** BEGIN Entries supplied **

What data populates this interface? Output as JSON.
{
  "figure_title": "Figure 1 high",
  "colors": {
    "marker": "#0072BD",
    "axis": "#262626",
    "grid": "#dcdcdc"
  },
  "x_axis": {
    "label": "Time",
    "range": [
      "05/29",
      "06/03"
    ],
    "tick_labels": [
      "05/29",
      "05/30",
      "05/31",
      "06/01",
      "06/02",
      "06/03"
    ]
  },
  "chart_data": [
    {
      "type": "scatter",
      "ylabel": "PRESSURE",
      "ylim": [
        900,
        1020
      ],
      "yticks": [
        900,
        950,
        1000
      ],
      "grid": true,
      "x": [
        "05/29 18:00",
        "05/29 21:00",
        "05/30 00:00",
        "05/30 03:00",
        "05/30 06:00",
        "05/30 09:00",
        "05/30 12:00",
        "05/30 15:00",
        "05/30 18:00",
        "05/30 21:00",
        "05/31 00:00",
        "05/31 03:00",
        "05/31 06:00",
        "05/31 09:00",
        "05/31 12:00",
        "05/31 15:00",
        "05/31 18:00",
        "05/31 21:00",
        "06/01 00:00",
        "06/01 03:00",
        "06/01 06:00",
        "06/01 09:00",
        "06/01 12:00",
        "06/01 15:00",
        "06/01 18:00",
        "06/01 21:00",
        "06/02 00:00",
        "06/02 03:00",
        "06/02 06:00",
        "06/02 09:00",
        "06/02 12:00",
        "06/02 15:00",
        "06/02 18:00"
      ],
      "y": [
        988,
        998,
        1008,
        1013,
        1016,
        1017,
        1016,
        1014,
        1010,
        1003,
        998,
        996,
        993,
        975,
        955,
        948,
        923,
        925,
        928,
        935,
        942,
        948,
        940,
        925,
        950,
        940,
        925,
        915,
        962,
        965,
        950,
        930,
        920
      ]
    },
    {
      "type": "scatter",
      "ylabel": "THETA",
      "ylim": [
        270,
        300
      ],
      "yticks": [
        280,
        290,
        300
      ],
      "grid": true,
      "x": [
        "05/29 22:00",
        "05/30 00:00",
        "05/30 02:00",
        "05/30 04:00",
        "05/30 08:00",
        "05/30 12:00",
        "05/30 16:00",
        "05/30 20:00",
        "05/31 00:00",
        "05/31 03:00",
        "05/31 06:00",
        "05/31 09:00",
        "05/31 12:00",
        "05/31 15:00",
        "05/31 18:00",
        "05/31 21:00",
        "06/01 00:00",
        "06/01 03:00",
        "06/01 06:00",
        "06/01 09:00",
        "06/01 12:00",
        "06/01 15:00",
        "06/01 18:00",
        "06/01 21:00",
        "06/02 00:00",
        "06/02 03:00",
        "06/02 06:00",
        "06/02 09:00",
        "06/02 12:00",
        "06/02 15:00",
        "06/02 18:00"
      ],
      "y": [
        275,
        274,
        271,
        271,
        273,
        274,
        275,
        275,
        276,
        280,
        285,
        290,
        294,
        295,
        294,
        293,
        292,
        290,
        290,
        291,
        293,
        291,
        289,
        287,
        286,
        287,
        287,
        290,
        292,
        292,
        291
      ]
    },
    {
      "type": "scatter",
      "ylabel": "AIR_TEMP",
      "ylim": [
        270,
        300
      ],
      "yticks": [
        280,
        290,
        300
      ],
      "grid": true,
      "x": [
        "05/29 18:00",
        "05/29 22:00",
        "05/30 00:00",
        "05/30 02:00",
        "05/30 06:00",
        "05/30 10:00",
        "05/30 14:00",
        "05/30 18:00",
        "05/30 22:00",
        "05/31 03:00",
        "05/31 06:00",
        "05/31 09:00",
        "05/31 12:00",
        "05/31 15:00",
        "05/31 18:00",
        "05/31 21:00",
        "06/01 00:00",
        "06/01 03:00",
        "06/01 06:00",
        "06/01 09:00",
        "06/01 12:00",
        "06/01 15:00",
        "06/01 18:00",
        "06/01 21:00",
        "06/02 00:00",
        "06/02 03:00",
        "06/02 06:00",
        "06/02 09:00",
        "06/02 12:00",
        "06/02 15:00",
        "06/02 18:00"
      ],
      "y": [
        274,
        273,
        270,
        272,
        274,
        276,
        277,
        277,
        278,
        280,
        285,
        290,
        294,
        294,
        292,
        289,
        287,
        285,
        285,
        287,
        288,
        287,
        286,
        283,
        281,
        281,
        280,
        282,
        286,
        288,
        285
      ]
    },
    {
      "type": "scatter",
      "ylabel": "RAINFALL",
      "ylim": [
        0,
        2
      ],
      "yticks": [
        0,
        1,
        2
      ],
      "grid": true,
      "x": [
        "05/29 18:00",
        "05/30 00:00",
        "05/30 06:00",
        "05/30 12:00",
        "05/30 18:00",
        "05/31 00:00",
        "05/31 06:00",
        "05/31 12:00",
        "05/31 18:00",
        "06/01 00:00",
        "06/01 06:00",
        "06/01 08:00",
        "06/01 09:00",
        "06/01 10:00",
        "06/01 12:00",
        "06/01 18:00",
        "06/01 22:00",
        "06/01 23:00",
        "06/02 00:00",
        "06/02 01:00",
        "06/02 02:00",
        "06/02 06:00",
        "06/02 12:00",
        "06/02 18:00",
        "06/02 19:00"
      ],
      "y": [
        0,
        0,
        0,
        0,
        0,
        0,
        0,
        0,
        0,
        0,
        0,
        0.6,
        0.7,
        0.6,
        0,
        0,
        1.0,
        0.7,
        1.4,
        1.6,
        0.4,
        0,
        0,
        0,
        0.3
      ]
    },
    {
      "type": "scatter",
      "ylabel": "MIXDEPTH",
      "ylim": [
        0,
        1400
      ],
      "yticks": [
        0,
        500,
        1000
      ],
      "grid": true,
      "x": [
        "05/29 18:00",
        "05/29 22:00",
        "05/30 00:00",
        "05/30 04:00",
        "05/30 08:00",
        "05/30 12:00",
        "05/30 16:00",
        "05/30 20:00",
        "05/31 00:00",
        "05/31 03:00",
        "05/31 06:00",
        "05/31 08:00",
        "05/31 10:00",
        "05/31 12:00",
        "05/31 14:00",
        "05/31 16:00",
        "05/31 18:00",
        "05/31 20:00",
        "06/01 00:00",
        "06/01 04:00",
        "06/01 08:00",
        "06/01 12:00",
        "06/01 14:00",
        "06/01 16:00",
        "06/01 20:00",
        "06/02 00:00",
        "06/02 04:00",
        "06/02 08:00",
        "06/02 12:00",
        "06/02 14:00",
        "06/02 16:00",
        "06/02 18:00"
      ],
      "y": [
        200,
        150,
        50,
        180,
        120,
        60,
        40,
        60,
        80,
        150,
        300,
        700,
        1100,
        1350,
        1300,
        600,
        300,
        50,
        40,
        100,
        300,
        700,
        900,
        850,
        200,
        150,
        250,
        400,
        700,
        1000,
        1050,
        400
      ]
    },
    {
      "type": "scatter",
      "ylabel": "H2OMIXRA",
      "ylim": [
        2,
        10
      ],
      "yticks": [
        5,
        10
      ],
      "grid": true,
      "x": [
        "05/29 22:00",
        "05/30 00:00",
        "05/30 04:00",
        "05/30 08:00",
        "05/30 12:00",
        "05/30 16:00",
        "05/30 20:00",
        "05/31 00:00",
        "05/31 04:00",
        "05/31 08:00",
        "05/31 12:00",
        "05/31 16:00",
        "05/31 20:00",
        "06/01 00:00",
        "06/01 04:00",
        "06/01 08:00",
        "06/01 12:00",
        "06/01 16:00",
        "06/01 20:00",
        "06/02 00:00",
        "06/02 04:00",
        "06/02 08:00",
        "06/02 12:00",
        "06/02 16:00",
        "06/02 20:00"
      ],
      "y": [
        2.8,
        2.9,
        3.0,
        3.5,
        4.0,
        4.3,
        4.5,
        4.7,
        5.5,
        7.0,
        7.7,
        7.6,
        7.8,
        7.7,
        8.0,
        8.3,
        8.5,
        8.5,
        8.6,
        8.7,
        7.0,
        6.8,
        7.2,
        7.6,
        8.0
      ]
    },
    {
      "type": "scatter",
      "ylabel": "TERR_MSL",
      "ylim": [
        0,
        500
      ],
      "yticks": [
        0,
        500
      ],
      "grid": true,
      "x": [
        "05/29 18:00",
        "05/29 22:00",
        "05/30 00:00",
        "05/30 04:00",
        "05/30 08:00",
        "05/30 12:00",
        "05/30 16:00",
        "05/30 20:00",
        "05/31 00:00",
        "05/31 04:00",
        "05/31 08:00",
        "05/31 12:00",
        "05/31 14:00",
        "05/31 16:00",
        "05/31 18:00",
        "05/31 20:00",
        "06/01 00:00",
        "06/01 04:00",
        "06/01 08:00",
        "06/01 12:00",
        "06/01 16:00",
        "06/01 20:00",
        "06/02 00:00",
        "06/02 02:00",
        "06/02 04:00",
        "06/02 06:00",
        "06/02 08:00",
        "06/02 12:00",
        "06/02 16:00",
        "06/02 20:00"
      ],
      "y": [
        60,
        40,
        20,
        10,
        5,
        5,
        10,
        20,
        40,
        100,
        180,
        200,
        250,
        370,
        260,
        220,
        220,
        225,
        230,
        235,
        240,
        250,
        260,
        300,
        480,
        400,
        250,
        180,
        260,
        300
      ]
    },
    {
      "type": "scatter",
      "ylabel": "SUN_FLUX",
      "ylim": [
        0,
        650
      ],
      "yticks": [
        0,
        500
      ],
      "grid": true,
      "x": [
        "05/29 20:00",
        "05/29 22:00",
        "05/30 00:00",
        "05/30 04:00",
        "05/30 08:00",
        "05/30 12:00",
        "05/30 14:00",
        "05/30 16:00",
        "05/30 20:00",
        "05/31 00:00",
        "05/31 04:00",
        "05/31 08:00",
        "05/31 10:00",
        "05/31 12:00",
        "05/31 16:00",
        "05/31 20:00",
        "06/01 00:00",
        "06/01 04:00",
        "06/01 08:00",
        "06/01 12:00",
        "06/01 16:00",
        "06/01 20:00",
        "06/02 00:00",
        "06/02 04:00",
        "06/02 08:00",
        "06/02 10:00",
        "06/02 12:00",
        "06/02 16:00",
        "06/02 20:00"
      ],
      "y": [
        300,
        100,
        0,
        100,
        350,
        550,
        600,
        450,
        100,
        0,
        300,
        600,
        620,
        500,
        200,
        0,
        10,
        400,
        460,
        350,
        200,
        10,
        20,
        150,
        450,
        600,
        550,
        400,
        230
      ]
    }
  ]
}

** END Entries supplied **

Goal:
List the lines of the material in which the word "ylabel" occurs.

Solved problem:
      "ylabel": "PRESSURE",
      "ylabel": "THETA",
      "ylabel": "AIR_TEMP",
      "ylabel": "RAINFALL",
      "ylabel": "MIXDEPTH",
      "ylabel": "H2OMIXRA",
      "ylabel": "TERR_MSL",
      "ylabel": "SUN_FLUX",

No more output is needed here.